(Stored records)
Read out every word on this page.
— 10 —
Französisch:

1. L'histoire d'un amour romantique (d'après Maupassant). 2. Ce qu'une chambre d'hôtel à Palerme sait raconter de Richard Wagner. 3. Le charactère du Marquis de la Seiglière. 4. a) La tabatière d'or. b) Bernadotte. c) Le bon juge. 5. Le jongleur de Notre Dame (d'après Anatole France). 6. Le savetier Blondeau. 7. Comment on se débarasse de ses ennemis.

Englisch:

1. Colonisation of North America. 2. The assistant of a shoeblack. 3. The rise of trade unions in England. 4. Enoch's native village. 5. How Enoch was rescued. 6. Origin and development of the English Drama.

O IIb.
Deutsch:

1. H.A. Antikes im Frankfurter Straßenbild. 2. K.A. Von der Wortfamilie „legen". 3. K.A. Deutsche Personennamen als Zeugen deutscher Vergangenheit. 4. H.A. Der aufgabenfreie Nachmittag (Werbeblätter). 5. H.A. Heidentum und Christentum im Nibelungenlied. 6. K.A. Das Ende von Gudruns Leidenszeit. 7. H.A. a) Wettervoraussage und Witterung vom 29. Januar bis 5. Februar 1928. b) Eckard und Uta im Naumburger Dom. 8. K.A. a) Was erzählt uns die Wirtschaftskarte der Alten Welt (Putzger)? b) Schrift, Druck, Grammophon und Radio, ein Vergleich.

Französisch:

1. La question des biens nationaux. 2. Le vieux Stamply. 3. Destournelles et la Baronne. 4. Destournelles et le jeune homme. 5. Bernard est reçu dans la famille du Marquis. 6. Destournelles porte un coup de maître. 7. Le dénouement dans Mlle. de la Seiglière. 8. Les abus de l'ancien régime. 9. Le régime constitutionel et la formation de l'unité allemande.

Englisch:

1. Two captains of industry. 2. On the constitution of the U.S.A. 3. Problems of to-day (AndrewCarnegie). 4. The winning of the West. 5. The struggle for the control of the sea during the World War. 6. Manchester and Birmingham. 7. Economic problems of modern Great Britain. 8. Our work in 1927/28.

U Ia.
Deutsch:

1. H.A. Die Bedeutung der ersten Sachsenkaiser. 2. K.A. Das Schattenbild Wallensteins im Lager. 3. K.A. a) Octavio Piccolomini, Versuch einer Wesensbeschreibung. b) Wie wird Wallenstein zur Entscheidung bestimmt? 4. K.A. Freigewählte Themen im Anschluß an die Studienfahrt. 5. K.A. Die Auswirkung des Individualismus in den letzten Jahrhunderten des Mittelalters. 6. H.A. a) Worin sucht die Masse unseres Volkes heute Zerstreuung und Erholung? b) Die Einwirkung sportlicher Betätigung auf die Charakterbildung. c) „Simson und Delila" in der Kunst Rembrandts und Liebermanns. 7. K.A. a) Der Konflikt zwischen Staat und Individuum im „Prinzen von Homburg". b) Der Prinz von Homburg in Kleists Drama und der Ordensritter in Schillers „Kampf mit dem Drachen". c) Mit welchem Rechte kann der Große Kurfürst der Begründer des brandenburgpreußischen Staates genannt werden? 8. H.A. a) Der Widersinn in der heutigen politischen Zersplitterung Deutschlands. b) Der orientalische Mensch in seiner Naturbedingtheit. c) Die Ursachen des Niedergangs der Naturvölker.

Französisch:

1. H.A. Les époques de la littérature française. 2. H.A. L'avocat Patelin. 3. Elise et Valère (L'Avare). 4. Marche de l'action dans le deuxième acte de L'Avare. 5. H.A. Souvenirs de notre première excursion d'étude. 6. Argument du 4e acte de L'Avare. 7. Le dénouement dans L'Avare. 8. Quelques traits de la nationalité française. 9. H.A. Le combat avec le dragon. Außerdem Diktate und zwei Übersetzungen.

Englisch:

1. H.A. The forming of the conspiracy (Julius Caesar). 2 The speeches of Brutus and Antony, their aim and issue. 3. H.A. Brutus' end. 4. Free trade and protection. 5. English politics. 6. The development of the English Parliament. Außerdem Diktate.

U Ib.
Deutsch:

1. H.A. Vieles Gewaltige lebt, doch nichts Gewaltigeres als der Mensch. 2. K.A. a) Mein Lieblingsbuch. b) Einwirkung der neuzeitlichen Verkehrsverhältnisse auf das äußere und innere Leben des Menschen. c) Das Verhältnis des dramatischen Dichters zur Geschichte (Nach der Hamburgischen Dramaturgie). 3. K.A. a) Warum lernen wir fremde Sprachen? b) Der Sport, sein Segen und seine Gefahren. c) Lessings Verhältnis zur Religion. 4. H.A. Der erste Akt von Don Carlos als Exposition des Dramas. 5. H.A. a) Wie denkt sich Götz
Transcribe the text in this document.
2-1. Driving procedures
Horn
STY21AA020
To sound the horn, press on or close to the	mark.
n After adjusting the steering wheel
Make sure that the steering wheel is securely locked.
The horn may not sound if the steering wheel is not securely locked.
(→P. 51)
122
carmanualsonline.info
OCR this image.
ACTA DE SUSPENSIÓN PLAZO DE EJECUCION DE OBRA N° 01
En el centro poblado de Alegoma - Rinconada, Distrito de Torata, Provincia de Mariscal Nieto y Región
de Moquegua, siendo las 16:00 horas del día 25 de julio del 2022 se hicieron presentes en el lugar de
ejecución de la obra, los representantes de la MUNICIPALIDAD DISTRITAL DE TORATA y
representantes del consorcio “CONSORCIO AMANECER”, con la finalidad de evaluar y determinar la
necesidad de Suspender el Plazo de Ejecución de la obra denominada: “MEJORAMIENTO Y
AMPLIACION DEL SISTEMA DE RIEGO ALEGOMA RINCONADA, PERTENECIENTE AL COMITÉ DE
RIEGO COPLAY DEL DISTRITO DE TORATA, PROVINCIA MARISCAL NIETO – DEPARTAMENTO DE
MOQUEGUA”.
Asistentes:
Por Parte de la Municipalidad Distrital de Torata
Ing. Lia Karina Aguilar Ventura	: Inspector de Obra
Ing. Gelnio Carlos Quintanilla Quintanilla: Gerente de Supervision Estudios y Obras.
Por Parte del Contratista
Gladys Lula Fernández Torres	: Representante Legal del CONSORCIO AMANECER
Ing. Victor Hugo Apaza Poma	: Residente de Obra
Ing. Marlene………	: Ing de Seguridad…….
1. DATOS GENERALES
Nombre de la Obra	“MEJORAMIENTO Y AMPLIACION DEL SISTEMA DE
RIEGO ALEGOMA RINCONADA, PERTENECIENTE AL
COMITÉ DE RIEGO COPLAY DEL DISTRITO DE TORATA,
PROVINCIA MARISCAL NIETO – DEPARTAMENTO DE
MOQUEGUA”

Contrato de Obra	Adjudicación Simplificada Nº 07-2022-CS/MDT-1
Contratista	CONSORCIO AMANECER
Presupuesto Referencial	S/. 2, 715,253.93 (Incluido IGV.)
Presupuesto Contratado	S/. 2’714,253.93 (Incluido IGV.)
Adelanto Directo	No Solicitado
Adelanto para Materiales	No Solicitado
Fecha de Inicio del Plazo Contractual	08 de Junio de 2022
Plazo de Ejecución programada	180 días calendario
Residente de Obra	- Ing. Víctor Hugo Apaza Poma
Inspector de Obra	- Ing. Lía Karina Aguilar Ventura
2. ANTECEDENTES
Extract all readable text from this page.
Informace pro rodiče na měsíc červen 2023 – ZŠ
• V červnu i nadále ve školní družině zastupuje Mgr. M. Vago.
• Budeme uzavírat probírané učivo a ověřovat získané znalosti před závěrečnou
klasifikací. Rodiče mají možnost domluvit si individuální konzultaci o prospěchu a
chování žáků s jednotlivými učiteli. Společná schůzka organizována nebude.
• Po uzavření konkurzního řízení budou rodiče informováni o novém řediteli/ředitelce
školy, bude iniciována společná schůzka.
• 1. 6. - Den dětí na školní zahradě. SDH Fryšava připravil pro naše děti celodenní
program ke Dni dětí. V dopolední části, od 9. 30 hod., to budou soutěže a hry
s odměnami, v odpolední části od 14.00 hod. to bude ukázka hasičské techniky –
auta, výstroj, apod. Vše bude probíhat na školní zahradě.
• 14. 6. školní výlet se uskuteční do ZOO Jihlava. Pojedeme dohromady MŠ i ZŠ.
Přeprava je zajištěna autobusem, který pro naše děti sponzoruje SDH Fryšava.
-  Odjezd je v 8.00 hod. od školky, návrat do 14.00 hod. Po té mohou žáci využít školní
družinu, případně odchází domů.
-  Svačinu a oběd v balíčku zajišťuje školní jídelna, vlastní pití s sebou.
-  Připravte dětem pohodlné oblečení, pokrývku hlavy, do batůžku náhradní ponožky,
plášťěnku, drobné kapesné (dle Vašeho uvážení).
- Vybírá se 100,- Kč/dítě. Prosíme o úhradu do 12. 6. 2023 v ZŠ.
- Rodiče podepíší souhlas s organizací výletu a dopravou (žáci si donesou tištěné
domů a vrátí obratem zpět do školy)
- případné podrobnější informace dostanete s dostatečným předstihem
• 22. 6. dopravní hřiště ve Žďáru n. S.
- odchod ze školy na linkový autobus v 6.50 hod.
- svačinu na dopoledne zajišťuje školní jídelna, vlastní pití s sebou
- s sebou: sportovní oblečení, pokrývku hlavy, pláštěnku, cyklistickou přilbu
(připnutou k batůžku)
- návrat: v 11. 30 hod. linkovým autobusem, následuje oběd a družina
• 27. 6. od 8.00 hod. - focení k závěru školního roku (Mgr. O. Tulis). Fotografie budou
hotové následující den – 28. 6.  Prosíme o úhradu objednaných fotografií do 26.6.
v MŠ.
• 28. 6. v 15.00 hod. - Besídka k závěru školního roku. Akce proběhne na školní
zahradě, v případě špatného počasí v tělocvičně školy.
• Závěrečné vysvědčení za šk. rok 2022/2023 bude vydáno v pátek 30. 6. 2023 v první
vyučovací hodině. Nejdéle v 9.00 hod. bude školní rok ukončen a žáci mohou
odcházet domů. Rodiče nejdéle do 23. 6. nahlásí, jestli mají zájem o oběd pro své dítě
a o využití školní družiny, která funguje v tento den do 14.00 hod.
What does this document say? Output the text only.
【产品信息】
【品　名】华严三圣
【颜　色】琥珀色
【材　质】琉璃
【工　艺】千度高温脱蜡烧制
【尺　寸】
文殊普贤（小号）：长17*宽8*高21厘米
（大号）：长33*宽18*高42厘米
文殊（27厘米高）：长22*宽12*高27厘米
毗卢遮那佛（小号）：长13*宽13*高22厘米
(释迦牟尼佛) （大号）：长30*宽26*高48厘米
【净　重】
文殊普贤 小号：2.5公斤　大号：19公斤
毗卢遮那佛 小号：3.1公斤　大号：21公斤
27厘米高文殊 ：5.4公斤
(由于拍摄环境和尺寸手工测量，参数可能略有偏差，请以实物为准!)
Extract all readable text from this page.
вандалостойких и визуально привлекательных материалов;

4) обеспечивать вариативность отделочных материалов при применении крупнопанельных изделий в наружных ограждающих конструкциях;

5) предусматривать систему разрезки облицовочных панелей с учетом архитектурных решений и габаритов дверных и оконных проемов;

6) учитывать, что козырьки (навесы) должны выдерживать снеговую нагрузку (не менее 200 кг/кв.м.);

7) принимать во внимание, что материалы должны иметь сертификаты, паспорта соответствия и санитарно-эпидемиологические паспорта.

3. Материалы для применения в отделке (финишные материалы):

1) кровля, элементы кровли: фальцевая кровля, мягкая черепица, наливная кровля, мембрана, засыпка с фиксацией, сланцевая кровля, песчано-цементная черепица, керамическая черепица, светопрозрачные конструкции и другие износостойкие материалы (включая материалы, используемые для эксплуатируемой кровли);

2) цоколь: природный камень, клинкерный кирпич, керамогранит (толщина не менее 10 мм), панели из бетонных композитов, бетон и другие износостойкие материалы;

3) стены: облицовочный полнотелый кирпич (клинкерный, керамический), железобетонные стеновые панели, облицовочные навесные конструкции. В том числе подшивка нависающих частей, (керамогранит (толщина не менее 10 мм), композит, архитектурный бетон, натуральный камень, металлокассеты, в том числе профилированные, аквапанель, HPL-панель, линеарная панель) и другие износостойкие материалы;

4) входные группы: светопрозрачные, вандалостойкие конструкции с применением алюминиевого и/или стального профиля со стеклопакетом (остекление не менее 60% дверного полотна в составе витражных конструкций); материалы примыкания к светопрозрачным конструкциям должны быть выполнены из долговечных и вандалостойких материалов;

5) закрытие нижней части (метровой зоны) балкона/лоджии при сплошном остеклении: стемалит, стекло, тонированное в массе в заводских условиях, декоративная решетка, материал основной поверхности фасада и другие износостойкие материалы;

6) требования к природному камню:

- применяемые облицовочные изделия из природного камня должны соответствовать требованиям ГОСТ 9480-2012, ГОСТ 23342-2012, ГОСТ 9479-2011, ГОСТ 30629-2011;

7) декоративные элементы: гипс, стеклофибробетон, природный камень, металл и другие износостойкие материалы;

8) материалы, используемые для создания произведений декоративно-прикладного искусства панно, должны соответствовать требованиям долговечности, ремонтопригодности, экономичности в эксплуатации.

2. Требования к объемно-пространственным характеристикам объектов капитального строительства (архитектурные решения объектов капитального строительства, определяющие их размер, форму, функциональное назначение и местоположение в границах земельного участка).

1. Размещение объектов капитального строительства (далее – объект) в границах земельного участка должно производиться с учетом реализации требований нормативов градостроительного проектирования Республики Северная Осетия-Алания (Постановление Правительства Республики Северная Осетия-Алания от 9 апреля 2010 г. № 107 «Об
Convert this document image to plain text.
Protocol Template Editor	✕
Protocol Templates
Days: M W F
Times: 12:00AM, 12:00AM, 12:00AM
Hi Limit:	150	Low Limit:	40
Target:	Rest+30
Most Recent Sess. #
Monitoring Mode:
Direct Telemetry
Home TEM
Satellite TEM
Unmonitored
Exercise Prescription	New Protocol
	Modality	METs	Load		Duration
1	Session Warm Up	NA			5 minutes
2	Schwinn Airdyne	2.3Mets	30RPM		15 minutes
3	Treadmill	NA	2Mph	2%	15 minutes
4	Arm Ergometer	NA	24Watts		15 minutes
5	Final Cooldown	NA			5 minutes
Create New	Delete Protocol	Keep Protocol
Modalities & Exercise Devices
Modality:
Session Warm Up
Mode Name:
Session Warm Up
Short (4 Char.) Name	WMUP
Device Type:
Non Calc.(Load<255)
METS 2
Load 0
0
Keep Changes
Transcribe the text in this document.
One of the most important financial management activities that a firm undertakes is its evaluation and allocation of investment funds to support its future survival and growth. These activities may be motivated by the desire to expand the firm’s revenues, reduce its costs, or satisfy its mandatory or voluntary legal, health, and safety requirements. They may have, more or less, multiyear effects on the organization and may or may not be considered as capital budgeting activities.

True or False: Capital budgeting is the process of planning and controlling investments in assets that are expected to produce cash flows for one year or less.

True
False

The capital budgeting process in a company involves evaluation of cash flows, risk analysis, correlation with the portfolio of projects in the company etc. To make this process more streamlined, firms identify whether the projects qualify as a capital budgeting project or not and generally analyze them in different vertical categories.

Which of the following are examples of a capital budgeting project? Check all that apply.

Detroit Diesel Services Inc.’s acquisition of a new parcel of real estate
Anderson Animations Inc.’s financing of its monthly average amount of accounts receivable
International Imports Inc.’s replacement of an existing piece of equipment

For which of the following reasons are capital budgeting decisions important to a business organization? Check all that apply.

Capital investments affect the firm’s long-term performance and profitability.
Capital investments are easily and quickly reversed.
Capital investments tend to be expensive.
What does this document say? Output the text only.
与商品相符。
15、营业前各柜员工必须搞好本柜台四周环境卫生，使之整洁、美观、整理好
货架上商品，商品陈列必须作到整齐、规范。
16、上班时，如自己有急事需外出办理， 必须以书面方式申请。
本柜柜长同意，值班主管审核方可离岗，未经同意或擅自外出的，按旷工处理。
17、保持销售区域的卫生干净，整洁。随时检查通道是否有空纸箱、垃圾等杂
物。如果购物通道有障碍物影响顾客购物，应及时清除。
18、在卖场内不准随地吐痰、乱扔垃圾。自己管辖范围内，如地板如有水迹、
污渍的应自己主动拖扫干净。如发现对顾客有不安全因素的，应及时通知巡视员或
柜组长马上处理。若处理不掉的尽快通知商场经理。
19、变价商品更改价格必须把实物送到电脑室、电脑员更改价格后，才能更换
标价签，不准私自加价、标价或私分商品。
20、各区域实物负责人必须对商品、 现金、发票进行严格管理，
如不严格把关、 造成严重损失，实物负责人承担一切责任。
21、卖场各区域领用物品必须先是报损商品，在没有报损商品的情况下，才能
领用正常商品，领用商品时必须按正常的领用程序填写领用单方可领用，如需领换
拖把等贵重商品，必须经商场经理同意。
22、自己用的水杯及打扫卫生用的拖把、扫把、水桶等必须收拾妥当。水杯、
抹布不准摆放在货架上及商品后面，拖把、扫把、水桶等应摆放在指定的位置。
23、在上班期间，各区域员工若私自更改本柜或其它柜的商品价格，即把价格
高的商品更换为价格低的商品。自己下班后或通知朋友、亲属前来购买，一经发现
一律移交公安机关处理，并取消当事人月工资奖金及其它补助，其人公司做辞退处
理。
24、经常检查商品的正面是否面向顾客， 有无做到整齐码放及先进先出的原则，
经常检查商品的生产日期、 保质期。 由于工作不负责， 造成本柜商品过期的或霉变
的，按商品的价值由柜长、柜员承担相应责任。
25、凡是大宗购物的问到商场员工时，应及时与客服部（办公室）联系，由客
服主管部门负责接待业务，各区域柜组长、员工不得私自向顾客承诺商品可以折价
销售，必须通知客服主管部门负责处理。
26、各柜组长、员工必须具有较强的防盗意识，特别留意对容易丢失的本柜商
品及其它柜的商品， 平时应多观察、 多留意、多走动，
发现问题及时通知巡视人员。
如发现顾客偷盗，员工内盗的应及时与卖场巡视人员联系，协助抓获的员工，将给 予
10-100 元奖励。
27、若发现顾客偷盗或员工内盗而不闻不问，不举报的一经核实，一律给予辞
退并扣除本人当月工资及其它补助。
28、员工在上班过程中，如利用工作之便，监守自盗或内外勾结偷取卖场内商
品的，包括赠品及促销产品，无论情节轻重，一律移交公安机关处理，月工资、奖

Brief> Copy down every line of the entries containing the word "земельного".

Expected answer>
2. Требования к объемно-пространственным характеристикам объектов капитального строительства (архитектурные решения объектов капитального строительства, определяющие их размер, форму, функциональное назначение и местоположение в границах земельного участка).
1. Размещение объектов капитального строительства (далее – объект) в границах земельного участка должно производиться с учетом реализации требований нормативов градостроительного проектирования Республики Северная Осетия-Алания (Постановление Правительства Республики Северная Осетия-Алания от 9 апреля 2010 г. № 107 «Об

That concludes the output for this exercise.